* [Excerpted data]:
----------------------------------------
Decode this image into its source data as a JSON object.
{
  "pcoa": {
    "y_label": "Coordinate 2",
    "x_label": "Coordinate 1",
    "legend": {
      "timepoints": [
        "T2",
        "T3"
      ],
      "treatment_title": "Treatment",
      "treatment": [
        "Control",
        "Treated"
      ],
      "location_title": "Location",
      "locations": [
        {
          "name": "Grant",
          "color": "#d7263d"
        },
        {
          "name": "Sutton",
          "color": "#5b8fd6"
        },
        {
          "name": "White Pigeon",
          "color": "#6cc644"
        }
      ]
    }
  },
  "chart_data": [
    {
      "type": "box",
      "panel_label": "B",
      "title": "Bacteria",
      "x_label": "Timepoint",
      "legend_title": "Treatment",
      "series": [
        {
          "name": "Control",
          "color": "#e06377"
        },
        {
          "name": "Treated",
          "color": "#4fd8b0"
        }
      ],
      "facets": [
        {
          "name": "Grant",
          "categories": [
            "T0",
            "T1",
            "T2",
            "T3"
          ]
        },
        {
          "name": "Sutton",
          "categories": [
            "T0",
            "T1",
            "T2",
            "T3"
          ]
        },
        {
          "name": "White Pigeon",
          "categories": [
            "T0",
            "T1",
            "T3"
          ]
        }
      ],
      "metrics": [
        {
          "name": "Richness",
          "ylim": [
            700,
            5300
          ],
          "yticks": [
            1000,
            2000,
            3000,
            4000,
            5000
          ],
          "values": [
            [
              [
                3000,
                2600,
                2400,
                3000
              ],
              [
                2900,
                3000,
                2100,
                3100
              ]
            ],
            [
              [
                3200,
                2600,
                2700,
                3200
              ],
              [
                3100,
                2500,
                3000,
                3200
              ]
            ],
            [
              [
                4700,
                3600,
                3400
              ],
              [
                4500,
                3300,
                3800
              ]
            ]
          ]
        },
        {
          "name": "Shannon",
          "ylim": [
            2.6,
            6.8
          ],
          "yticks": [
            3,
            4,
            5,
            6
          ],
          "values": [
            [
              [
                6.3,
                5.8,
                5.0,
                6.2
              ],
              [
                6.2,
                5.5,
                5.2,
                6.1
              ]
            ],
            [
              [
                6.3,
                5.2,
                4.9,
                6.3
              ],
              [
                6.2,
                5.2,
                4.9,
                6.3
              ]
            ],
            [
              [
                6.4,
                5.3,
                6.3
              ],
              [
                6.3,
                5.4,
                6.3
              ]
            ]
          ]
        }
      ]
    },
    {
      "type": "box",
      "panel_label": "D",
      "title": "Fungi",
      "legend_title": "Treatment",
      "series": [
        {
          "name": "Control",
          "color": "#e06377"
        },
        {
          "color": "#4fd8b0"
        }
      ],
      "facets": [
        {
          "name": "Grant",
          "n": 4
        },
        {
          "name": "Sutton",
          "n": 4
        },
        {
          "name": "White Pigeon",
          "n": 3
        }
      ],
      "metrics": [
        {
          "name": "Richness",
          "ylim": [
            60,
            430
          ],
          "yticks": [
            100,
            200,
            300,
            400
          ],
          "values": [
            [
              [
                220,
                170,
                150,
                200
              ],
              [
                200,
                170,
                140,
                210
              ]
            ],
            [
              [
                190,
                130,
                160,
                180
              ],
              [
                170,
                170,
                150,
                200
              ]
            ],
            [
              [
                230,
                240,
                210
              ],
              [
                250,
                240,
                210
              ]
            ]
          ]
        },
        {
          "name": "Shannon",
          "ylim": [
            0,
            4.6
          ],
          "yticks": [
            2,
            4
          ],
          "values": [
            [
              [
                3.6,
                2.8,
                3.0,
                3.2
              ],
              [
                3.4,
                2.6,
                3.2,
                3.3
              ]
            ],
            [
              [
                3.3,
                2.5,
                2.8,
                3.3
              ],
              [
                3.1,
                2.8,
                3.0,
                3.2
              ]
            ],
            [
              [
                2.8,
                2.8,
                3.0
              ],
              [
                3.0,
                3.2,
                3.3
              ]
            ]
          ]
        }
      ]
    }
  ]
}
----------------------------------------
* [Problem requirements]: Working from the entries above, find every line in which the word "Coordinate" occurs and copy it.

* [The completed task]:
    "y_label": "Coordinate 2",
    "x_label": "Coordinate 1",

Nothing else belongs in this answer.